=== PROBLEMS AND TASKS ===
1 – Do these statements agree with the Advanced Credit Technologies text? (a) The company's credit management platform is delivered over the web. (b) The company has extensive operations. (c) The financial statements were prepared under accounting principles generally accepted in the United States of America. Answer yes or no for each, and quote the deciding words of the text.
2 – Could you carry on the Advanced Credit Technologies text from where it stops?
Start of ARTICLE
Advanced Credit Technologies, Inc. provides a state of the art credit management platform that is a web based delivery system. Industries that benefit from the Company’s technology include realtors, auto dealers and loan originators.
The Company has limited operations and in accordance with Financial Accounting Standards Board Accounting Standards Codification (FASB ASC) is considered to be in the development stage.
Basis of Presentation
Our financial statements have been prepared in conformity with accounting principles generally accepted in the United States of America. The preparation of financial statements in conformity with accounting principles generally accepted in the United States of America requires us to make estimates and assumptions that affect reported amounts of assets and liabilities, disclosure of contingent assets and liabilities at the date of the financial statements, and the reported amounts of revenues, costs and expenses during the reporting period. Actual results could differ from the estimates.
End of ARTICLE
Start of INFORMATION PROVIDED
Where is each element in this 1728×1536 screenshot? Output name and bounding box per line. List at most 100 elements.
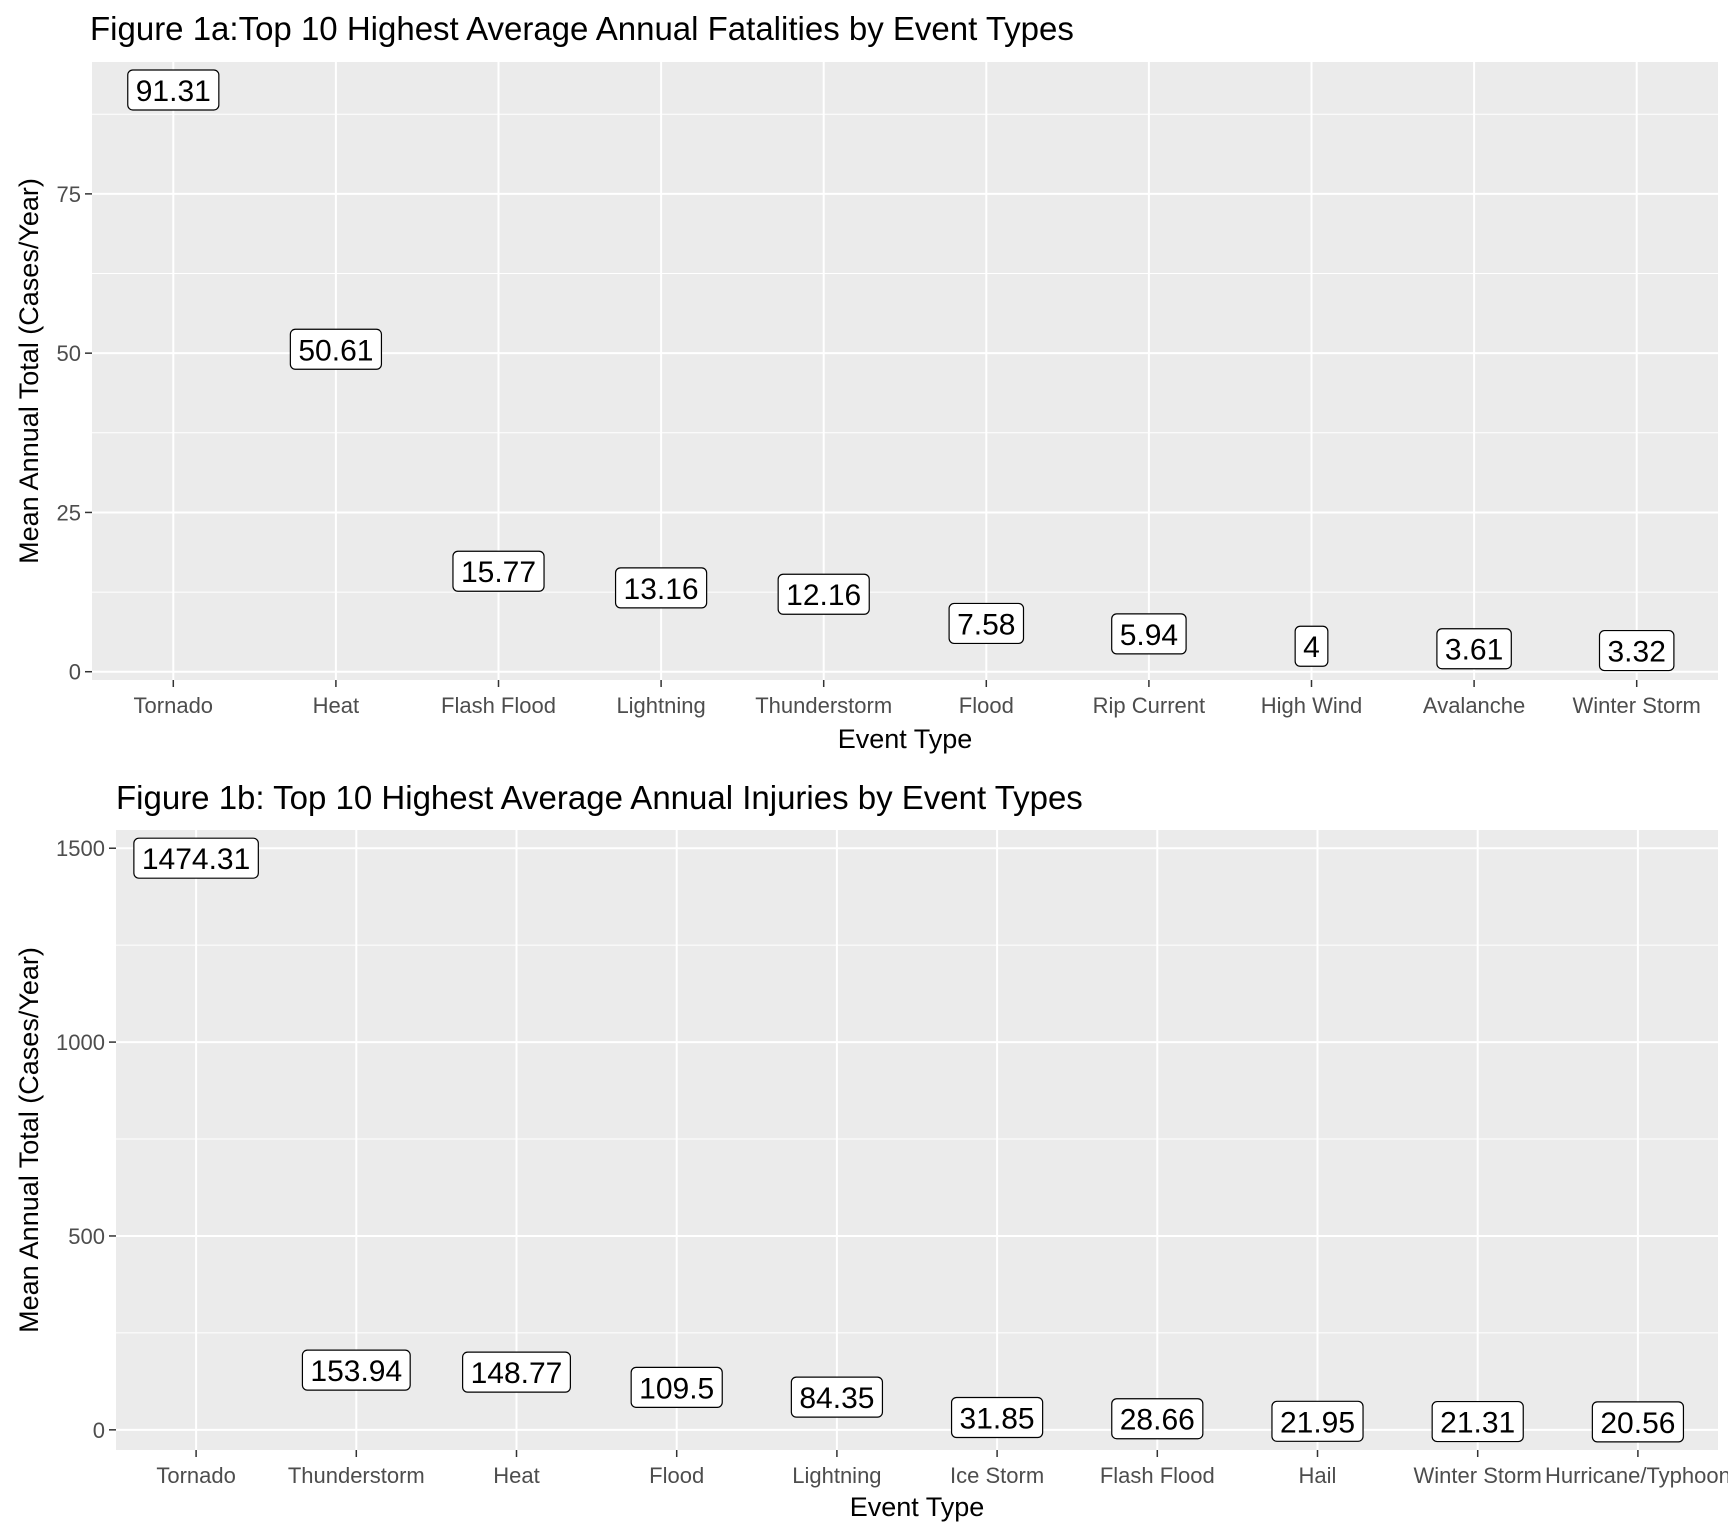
End of INFORMATION PROVIDED
=== ANSWERS PER TASK ===
1 –
(a) Yes: "a state of the art credit management platform that is a web based delivery system"
(b) No: "The Company has limited operations"
(c) Yes: "Our financial statements have been prepared in conformity with accounting principles generally accepted in the United States of America"

2 –
Certain reclassifications have been made to conform previously reported data to the current presentation. These reclassifications have no effect on our net income (loss) or financial position as previously reported.
Cash and Cash Equivalents
Cash equivalents are comprised of certain highly liquid investments with maturities of three months or less when purchased. The Company maintains its cash in bank deposit accounts, which at times, may exceed federally insured limits. The Company has not experienced any losses related to this concentration of risk. As of September 30, 2010 and December 31, 2009 the Company had $0 in deposits in excess of federally-insured limits.
Research and Development, Software Development Costs, and Internal Use Software Development Costs
Research and development costs are charged to operations as incurred.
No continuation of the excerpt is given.